» **Exercise objective**
Pull every line containing "Category" from the entries.

» **Input data**
★ ★ ★

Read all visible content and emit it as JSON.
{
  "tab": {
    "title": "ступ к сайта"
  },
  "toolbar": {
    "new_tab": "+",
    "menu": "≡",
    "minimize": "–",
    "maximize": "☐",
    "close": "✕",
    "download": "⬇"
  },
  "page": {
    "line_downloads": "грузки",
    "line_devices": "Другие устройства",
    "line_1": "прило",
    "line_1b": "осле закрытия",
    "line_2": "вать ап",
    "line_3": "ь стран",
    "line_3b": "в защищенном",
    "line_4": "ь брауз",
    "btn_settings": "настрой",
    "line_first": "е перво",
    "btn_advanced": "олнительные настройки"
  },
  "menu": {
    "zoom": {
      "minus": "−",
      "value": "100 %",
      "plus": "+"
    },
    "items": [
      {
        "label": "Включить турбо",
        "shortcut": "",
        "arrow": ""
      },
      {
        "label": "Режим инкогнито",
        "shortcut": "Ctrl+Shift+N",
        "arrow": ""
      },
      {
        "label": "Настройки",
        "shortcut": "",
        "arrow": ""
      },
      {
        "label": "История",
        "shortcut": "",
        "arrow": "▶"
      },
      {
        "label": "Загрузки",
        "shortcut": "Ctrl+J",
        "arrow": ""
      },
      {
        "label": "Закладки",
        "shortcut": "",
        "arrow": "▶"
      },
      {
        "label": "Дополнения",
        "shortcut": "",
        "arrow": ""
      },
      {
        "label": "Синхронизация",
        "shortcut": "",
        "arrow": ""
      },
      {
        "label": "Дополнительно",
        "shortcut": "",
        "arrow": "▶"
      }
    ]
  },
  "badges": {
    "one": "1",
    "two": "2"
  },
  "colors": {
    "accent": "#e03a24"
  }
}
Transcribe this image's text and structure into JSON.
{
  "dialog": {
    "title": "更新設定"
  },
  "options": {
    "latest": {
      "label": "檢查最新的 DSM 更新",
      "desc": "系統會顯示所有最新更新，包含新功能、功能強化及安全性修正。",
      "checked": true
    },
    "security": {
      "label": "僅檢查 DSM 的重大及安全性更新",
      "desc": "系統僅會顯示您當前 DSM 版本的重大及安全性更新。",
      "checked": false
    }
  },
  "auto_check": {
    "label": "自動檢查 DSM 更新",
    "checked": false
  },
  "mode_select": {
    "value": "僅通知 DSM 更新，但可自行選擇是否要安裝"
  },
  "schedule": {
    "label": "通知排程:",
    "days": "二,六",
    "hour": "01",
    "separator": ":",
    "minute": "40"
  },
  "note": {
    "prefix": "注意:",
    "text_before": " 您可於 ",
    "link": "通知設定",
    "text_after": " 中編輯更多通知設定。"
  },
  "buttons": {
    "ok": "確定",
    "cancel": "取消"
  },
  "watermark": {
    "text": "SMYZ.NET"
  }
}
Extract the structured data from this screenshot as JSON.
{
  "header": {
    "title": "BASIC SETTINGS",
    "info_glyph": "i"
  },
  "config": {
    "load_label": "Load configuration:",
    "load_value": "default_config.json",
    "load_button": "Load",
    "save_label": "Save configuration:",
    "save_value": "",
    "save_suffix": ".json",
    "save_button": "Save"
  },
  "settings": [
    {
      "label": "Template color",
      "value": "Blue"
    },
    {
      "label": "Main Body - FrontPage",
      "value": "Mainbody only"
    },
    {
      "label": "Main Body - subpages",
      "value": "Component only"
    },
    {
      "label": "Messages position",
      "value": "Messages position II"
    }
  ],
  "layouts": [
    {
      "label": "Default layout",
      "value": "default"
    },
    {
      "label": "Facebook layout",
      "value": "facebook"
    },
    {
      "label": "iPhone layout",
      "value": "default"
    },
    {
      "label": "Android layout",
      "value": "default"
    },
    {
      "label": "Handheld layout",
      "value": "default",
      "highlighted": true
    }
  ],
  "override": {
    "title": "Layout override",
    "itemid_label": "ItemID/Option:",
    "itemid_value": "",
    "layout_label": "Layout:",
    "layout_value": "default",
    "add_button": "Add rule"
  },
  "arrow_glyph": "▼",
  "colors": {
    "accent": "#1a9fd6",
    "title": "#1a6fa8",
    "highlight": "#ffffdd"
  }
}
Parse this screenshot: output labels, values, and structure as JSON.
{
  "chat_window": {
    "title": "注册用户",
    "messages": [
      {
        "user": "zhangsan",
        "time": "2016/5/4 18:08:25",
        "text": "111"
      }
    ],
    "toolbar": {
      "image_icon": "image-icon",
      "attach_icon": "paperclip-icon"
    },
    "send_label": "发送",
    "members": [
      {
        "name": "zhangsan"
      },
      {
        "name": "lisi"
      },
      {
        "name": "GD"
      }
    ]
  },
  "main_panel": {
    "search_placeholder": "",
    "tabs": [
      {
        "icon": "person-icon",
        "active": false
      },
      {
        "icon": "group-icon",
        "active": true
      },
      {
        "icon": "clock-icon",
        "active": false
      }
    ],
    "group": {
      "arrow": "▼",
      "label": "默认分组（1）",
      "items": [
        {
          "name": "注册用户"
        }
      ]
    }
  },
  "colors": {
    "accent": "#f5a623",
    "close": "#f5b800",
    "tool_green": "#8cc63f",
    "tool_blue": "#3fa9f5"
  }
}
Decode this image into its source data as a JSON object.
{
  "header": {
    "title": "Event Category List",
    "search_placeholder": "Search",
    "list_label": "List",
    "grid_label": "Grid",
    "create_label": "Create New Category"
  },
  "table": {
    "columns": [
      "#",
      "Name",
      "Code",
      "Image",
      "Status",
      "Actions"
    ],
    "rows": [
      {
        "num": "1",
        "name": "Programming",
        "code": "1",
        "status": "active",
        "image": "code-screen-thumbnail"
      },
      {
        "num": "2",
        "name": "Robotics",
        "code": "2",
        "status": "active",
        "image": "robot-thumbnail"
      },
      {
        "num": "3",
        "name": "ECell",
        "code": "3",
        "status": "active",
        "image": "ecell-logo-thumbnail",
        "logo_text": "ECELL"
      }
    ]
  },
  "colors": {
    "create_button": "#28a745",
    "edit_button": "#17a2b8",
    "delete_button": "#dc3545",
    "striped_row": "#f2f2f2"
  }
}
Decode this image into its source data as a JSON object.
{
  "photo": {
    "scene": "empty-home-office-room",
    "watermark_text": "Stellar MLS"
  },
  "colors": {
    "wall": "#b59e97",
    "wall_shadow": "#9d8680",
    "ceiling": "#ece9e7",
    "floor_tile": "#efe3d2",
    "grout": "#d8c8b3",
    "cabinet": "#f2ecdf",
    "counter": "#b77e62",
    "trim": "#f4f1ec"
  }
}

★ ★ ★

» **The result**
    "title": "Event Category List",
    "create_label": "Create New Category"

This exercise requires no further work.